═══ Exercise data ═══

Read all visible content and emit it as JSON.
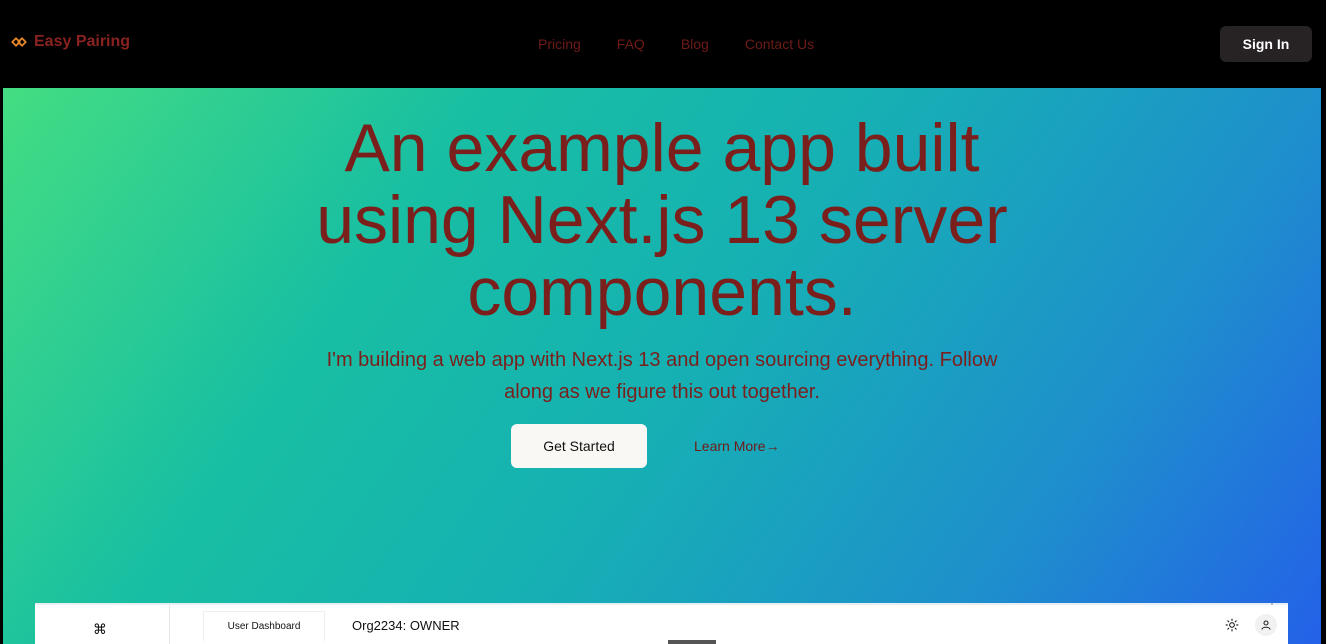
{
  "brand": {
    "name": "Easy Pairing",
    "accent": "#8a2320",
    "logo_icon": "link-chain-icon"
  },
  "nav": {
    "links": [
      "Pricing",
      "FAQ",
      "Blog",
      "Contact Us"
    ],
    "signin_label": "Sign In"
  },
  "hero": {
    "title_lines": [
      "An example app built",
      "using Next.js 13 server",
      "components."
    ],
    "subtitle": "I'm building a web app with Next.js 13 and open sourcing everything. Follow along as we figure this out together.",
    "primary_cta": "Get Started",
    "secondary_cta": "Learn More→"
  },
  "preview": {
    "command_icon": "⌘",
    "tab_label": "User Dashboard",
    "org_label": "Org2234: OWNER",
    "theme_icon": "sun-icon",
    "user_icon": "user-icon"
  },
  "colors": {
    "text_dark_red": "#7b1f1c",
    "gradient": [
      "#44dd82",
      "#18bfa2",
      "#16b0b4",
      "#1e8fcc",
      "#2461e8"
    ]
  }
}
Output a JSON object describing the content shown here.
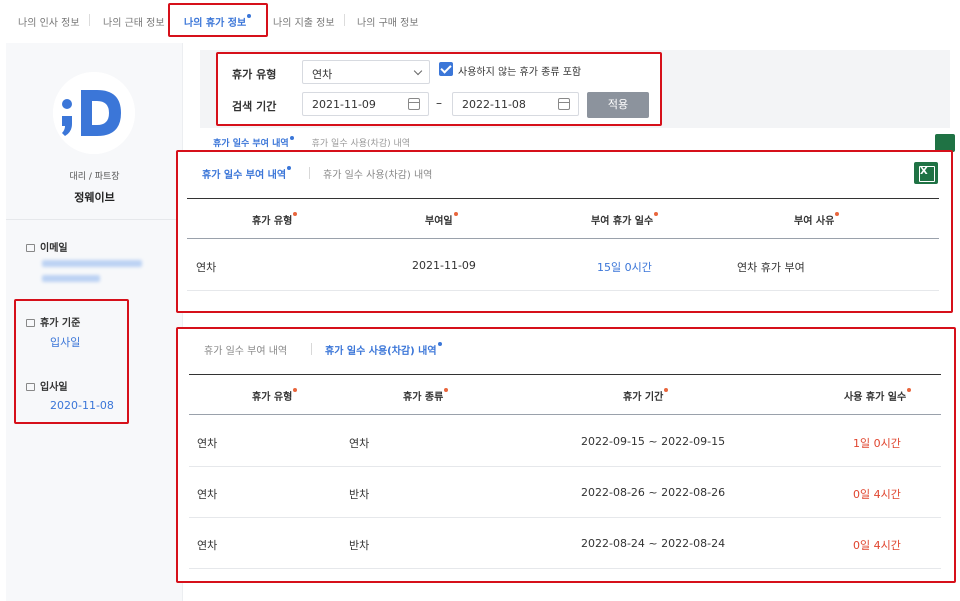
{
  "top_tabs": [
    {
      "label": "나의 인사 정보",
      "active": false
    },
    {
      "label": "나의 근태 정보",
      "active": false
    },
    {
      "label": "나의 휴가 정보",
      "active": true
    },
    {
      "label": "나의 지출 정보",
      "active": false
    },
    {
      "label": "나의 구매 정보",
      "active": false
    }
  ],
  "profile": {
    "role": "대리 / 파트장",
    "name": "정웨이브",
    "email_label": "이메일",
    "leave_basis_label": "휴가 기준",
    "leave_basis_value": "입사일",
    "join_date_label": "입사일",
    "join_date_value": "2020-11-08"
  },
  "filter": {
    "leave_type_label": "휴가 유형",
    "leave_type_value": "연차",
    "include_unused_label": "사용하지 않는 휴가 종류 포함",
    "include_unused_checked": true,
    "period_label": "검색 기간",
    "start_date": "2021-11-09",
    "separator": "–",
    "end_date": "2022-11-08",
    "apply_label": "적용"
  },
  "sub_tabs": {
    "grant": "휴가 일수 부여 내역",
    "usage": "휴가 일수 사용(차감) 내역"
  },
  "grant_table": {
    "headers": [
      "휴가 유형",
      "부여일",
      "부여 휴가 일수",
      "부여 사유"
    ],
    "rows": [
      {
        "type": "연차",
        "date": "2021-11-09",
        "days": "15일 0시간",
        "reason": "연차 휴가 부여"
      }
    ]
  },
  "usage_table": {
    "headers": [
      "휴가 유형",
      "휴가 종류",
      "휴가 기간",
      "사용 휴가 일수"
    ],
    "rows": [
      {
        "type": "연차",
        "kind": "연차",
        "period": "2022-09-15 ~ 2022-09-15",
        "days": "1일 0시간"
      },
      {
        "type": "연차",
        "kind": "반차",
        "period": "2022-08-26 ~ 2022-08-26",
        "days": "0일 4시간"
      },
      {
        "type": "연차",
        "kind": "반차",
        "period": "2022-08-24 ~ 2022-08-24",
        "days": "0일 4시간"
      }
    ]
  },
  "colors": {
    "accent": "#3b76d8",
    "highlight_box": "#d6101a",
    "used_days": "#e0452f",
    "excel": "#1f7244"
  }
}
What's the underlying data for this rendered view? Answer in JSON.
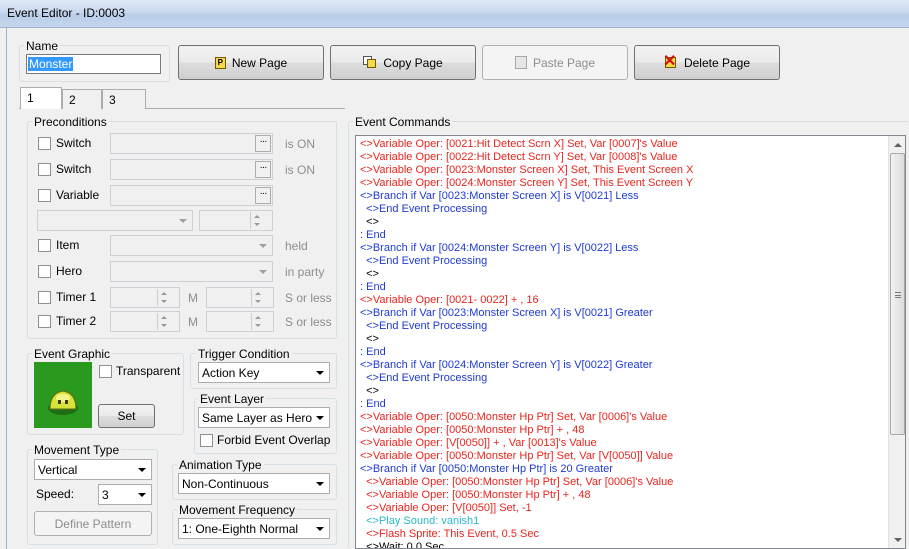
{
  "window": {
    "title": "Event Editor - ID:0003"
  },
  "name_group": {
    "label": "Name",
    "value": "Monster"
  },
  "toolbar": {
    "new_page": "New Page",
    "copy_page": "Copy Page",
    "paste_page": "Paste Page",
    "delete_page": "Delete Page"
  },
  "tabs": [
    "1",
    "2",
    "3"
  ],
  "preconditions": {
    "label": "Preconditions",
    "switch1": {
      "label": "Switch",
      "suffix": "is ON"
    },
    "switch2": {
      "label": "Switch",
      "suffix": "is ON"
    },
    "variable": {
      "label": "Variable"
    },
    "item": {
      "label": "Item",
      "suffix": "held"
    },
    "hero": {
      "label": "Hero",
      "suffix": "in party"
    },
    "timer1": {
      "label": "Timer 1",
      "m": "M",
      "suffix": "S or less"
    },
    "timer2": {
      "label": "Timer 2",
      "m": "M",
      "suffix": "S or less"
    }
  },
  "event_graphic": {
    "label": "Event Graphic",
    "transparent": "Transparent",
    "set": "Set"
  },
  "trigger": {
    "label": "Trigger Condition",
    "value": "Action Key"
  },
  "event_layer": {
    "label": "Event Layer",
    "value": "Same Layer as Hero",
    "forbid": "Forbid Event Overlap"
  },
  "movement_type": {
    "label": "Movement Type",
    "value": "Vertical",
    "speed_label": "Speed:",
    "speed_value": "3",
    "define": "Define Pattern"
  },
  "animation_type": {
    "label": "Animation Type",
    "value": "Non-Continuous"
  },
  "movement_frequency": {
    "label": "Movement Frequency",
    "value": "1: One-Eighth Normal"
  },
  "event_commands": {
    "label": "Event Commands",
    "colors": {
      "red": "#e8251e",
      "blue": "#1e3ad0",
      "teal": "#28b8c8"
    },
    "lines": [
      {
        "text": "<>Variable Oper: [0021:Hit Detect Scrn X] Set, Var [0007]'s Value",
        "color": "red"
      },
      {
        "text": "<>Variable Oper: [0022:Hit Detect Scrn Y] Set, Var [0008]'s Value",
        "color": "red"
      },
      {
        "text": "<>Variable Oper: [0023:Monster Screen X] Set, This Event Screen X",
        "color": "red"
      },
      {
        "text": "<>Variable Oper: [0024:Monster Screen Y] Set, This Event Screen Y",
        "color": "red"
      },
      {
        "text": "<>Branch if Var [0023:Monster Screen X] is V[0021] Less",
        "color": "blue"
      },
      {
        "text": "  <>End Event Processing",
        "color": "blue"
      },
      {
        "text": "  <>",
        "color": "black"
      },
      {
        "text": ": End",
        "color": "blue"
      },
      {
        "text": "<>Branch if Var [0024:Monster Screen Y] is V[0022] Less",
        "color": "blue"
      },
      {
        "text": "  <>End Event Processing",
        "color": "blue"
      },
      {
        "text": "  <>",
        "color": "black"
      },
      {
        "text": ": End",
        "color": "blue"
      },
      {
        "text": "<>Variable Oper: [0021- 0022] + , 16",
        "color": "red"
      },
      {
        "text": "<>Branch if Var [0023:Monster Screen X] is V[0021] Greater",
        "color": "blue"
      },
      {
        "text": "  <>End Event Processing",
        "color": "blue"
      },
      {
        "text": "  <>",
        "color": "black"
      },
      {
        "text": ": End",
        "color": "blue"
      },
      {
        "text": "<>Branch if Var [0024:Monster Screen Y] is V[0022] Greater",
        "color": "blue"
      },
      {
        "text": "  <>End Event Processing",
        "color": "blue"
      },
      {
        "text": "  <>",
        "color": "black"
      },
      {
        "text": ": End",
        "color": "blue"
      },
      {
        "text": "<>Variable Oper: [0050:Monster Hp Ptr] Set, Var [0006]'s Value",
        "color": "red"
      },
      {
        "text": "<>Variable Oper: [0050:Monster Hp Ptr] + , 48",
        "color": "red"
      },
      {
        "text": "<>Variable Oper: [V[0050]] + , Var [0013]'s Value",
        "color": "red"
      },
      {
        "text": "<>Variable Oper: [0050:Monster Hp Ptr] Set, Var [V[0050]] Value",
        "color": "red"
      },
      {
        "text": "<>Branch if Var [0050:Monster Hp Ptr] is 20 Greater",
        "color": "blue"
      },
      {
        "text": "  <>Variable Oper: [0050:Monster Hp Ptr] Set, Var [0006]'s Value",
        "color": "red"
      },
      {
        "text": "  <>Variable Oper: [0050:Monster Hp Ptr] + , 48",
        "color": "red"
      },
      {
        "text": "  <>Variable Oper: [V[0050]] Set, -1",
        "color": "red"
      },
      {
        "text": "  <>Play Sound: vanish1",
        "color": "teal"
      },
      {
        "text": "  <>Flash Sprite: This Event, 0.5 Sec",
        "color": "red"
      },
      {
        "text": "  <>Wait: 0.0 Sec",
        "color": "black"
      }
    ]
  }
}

═══
═══ Exercise data ═══

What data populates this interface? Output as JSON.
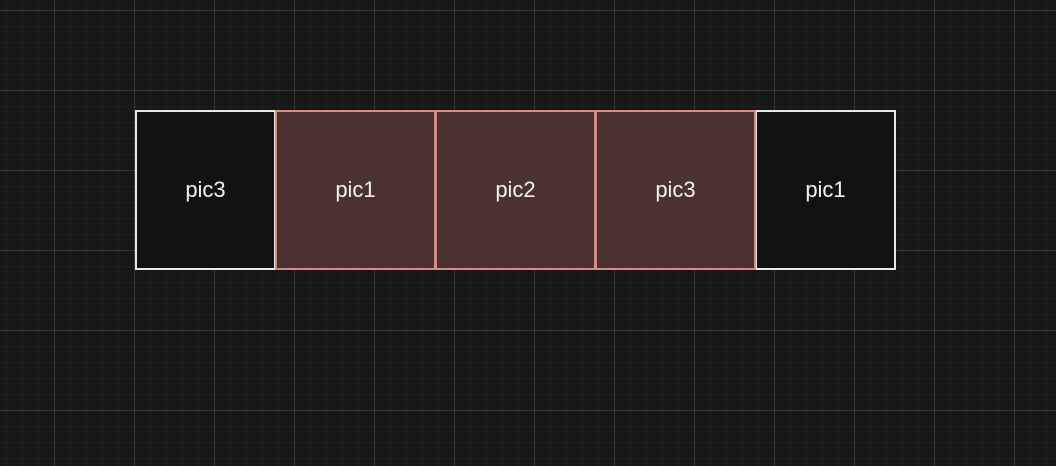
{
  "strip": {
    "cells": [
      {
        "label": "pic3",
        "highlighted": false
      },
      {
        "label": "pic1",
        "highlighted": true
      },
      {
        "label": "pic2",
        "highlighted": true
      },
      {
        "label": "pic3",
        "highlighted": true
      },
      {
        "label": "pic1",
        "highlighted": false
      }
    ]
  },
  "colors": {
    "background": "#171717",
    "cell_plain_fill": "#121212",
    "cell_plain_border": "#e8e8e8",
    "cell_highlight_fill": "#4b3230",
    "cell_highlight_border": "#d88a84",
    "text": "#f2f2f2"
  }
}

═══

_Requirement_. Search the entries for the word "Page" and copy every line that has it.

_Response_.
    "new_page": "New Page",
    "copy_page": "Copy Page",
    "paste_page": "Paste Page",
    "delete_page": "Delete Page"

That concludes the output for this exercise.